Saved entries:
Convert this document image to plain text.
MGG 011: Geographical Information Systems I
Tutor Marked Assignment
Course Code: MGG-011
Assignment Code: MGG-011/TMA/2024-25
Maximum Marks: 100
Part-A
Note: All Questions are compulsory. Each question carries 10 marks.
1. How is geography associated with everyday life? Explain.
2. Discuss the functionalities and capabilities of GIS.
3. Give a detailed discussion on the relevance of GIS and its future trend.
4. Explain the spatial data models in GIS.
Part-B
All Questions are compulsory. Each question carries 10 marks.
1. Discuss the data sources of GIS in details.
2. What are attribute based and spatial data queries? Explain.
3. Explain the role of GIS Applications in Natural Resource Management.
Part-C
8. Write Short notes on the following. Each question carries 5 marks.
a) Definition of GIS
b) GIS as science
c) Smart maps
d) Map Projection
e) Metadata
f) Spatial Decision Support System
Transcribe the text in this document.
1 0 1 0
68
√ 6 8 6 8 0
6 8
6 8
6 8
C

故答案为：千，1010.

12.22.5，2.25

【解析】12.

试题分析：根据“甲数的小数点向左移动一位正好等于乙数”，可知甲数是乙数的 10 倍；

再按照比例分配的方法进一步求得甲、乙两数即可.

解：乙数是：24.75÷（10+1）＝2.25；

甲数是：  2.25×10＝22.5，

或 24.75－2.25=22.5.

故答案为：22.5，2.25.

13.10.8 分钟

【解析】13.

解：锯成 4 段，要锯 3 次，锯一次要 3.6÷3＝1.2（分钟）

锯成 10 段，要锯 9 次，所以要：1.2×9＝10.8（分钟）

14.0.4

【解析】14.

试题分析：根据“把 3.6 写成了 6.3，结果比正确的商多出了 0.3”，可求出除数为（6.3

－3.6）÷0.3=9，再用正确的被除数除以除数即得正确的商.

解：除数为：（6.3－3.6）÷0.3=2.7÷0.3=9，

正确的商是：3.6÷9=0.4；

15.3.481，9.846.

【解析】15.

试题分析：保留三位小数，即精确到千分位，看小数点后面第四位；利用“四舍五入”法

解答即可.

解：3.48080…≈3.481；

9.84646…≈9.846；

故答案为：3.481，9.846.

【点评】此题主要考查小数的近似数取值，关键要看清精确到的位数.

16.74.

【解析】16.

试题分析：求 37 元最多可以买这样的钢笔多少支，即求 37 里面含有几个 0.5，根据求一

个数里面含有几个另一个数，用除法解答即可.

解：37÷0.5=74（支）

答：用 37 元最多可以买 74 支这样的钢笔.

● INSTRUCTIONS TO FOLLOW
Copy out all lines from the material above that contain the string "Each".

● TASK RESULT
Note: All Questions are compulsory. Each question carries 10 marks.
All Questions are compulsory. Each question carries 10 marks.
8. Write Short notes on the following. Each question carries 5 marks.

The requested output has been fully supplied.